• [Data for the task]:
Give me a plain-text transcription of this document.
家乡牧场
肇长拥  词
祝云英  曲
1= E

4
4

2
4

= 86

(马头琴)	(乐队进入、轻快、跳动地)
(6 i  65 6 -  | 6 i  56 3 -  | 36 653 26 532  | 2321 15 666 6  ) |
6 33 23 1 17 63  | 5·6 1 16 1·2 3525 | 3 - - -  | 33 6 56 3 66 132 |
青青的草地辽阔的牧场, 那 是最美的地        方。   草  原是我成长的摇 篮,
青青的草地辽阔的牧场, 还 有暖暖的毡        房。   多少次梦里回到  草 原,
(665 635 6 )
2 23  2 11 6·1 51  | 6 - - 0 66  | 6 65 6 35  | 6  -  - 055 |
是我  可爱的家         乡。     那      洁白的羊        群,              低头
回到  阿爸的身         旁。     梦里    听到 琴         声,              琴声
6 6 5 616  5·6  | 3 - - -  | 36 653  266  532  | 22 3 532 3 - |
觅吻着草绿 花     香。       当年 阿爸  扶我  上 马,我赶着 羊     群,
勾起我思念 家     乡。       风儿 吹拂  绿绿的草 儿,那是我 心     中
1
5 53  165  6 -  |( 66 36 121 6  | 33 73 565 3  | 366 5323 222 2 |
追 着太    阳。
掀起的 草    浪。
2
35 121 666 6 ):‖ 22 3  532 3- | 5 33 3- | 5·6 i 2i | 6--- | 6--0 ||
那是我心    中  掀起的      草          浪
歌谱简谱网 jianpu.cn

• [What is needed]:
Each line above must be printed exactly as it appears.

• [The result]:
Give me a plain-text transcription of this document.
家乡牧场
肇长拥  词
祝云英  曲
1= E

4
4

2
4

= 86

(马头琴)	(乐队进入、轻快、跳动地)
(6 i  65 6 -  | 6 i  56 3 -  | 36 653 26 532  | 2321 15 666 6  ) |
6 33 23 1 17 63  | 5·6 1 16 1·2 3525 | 3 - - -  | 33 6 56 3 66 132 |
青青的草地辽阔的牧场, 那 是最美的地        方。   草  原是我成长的摇 篮,
青青的草地辽阔的牧场, 还 有暖暖的毡        房。   多少次梦里回到  草 原,
(665 635 6 )
2 23  2 11 6·1 51  | 6 - - 0 66  | 6 65 6 35  | 6  -  - 055 |
是我  可爱的家         乡。     那      洁白的羊        群,              低头
回到  阿爸的身         旁。     梦里    听到 琴         声,              琴声
6 6 5 616  5·6  | 3 - - -  | 36 653  266  532  | 22 3 532 3 - |
觅吻着草绿 花     香。       当年 阿爸  扶我  上 马,我赶着 羊     群,
勾起我思念 家     乡。       风儿 吹拂  绿绿的草 儿,那是我 心     中
1
5 53  165  6 -  |( 66 36 121 6  | 33 73 565 3  | 366 5323 222 2 |
追 着太    阳。
掀起的 草    浪。
2
35 121 666 6 ):‖ 22 3  532 3- | 5 33 3- | 5·6 i 2i | 6--- | 6--0 ||
那是我心    中  掀起的      草          浪
歌谱简谱网 jianpu.cn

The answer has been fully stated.